> **阅读摘录**:
───

当前位置：

首页
/
IT
/
程序
/
Objective-C
/
PostgreSQL 图式搜索 (graph search) 实践 - 百亿级图谱，毫秒响应

PostgreSQL 图式搜索 (graph search) 实践 - 百亿级图谱，毫秒响应

背景

图式搜索是 PostgreSQL 在（包括流计算、全文检索、图式搜索、K-V 存储、图像搜索、指纹搜索、空间数据、时序数据、推荐等）诸多特性中的一个。

采用 CTE 语法，可以很方便的实现图式搜索（N 度搜索、最短路径、点、边属性等）。

其中图式搜索中的：层级深度，是否循环，路径，都是可表述的。

例子

创建 1000 万用户，每 5 万作为一个有牵连的群体，平均每个用户牵连 500 个用户，形成 50 亿的大规模关系网。

在此基础上，演示如下

1、如何实现 N 度搜索，边的属性查看，以及最短路径搜索等需求。

2、如何去除循环点，如何控制深度，如何展示路径等。

3、如何生成绘图数据。

创建 50 亿测试数据

创建 1000 万用户，每 5 万作为一个有牵连的群体，平均每个用户牵连 500 个用户，形成 50 亿的大规模关系网。

1、建表，表结构如下，可以描述点、边。

create table a(
  c1 int,--点1
  c2 int,--点2
  prop jsonb,--点1,2对应的边的属性，使用JSON存储，包括权重，关系等等。
  primary key (c1,c2)--主键
);
create index idx_a_2 on a(c1, COALESCE(((prop ->>'weight'::text))::float8,0));

2、生成测试数据：

vi test.sql
\set id random(1,10000000)

───

> **数据部分**:
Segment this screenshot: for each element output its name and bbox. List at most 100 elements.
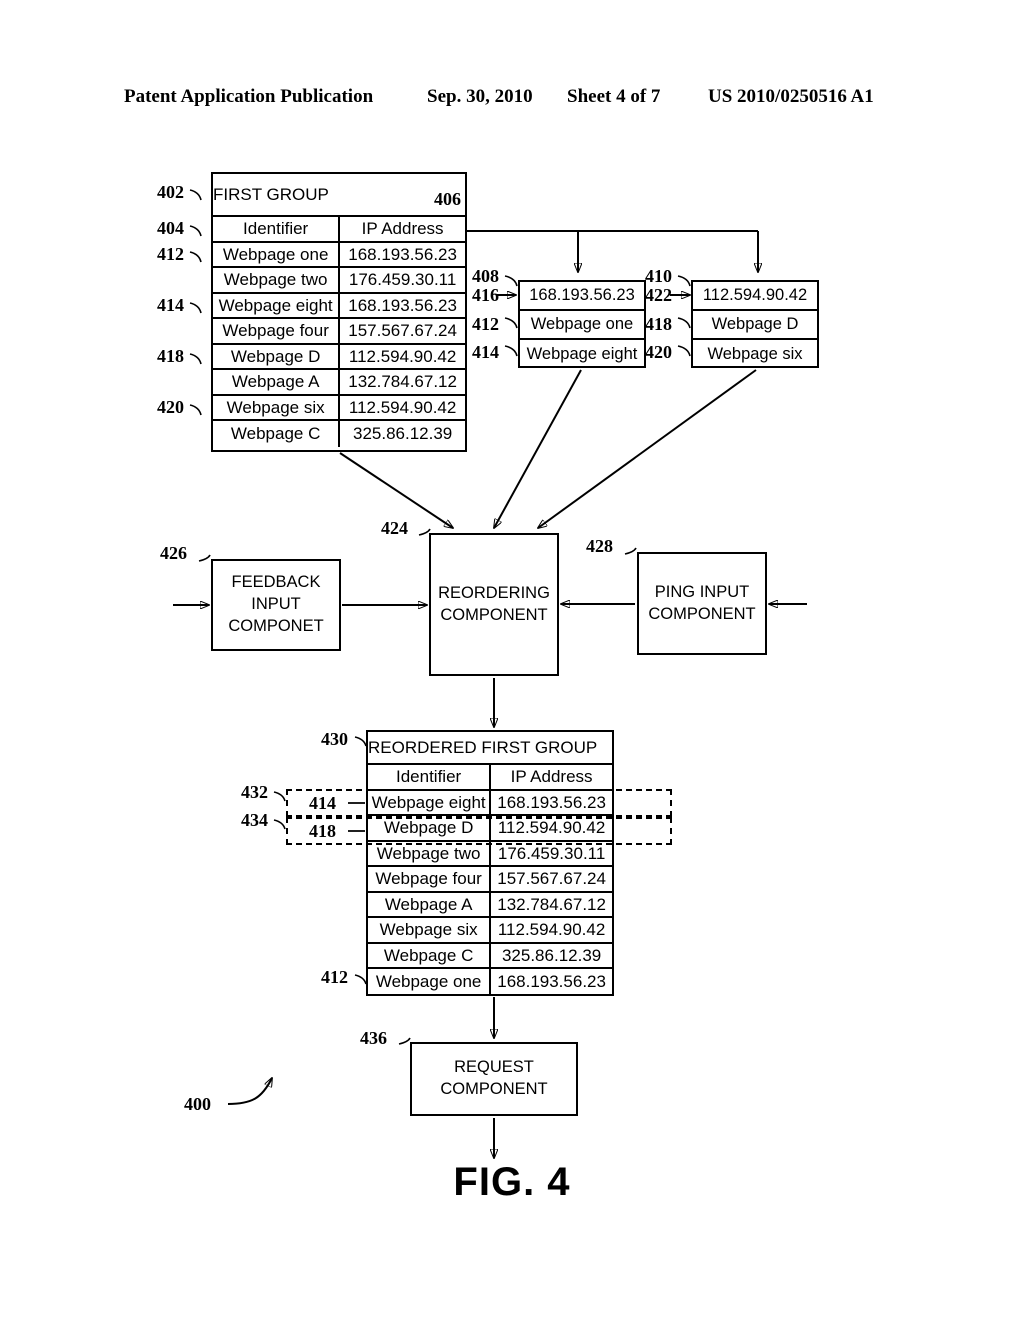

───

> **待解问题**:
1. 在图式搜索一文中，采用哪种语法来实现图式搜索？
2. 把图式搜索一文中从“图式搜索是 PostgreSQL 在（包括流计算、全文检索、图式搜索、K-V”到“1、如何实现 N 度搜索，边的属性查看，以及最短路径搜索等需求。”的部分原样重新输入一遍。

> **参考答案**:
1. CTE 语法。

2.
图式搜索是 PostgreSQL 在（包括流计算、全文检索、图式搜索、K-V 存储、图像搜索、指纹搜索、空间数据、时序数据、推荐等）诸多特性中的一个。

采用 CTE 语法，可以很方便的实现图式搜索（N 度搜索、最短路径、点、边属性等）。

其中图式搜索中的：层级深度，是否循环，路径，都是可表述的。

例子

创建 1000 万用户，每 5 万作为一个有牵连的群体，平均每个用户牵连 500 个用户，形成 50 亿的大规模关系网。

在此基础上，演示如下

1、如何实现 N 度搜索，边的属性查看，以及最短路径搜索等需求。